**YOUR TASK**
Extract every line of the material that holds the string "JSON".

##### MATERIALS PROVIDED

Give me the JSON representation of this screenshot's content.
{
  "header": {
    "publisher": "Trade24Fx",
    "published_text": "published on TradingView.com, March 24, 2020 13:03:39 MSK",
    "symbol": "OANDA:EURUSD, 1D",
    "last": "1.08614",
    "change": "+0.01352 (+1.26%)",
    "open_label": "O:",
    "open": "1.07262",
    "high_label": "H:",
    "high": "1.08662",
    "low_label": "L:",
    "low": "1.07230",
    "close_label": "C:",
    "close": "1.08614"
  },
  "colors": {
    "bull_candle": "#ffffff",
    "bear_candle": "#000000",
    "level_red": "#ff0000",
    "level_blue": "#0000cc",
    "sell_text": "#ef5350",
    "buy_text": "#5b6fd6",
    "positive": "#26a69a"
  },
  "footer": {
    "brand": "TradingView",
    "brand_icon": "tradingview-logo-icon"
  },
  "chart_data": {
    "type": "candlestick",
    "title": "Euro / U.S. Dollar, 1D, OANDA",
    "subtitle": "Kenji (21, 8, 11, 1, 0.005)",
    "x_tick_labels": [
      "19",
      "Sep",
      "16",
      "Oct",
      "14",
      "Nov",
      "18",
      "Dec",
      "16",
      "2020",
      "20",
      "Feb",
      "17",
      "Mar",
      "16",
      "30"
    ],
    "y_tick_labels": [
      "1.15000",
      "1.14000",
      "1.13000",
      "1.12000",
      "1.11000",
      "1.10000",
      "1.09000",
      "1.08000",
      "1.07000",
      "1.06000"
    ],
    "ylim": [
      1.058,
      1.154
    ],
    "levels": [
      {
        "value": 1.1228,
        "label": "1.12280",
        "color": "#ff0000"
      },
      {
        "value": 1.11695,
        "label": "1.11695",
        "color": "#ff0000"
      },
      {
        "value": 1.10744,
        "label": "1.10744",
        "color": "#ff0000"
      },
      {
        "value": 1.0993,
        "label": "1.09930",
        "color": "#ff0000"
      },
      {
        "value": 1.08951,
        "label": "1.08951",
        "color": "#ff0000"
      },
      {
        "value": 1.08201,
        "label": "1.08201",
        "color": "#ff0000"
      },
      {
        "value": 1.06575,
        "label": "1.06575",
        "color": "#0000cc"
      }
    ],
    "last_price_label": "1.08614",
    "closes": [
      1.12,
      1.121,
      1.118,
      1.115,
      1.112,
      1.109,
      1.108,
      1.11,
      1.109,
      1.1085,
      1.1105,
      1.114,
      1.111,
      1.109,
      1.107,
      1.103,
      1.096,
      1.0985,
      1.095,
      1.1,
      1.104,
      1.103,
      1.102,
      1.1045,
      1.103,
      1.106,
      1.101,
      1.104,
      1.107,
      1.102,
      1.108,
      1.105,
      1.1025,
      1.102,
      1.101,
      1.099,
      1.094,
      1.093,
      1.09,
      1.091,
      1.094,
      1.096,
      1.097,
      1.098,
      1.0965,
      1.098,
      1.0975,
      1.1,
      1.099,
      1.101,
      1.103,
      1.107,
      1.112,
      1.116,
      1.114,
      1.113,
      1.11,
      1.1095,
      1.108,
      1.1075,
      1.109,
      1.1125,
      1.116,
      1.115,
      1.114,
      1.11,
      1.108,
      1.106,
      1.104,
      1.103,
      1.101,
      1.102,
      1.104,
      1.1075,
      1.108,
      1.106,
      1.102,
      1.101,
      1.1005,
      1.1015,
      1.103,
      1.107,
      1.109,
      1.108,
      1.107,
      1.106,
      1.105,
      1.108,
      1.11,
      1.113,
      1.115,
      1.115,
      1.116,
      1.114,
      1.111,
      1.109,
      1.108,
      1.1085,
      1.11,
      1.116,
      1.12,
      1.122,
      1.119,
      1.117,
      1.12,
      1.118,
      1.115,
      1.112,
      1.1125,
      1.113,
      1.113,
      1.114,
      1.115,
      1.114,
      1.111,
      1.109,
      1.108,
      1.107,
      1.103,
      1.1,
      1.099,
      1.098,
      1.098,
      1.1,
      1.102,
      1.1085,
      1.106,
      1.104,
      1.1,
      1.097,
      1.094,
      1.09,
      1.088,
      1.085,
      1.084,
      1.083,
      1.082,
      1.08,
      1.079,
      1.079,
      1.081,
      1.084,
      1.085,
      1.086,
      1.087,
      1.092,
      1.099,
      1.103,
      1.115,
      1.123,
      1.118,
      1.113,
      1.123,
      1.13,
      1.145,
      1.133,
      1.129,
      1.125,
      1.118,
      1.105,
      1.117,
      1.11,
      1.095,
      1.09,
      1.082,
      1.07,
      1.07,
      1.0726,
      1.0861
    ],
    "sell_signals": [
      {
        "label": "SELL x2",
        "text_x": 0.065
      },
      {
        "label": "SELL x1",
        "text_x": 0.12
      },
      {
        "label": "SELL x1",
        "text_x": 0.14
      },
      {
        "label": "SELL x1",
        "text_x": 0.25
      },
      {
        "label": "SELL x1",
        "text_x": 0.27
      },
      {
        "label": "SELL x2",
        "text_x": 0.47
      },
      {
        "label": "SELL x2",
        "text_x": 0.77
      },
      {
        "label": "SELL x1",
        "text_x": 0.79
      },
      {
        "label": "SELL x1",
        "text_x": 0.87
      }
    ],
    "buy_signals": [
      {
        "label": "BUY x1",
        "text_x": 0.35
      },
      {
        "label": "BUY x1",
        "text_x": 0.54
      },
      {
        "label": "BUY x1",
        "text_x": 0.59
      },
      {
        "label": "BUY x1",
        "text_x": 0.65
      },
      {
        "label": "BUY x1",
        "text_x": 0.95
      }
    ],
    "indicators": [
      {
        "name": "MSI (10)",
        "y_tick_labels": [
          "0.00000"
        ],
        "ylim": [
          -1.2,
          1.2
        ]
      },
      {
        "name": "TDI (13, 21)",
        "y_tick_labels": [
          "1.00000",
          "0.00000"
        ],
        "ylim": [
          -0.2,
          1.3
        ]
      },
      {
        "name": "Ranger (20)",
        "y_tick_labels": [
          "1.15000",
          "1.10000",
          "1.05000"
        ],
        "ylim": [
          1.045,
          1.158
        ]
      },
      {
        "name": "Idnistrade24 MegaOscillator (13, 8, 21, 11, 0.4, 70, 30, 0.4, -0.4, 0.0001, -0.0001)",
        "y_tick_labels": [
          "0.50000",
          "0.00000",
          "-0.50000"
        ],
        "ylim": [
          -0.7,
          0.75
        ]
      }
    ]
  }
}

##########
##### MATERIALS PROVIDED

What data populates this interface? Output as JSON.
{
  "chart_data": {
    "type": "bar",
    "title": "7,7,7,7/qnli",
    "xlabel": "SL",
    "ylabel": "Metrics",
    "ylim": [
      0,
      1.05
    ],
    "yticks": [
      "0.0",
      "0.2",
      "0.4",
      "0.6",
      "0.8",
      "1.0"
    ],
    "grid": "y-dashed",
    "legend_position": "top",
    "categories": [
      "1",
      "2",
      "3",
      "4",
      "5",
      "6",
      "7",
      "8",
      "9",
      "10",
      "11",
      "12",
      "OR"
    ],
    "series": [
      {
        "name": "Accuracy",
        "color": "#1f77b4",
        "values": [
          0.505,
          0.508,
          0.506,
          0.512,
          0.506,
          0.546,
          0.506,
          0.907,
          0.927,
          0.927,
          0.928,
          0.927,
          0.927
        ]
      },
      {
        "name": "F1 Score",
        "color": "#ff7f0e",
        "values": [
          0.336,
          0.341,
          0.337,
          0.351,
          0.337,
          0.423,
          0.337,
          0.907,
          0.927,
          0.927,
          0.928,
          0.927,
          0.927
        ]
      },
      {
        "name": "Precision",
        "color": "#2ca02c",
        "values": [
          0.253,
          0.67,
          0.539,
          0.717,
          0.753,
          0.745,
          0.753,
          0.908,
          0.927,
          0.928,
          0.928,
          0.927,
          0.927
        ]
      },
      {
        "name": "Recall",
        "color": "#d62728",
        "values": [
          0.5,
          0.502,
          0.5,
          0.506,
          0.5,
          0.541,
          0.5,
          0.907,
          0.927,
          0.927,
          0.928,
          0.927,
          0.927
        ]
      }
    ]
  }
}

##########

**OUTPUT FOR THIS EXERCISE**
Give me the JSON representation of this screenshot's content.
What data populates this interface? Output as JSON.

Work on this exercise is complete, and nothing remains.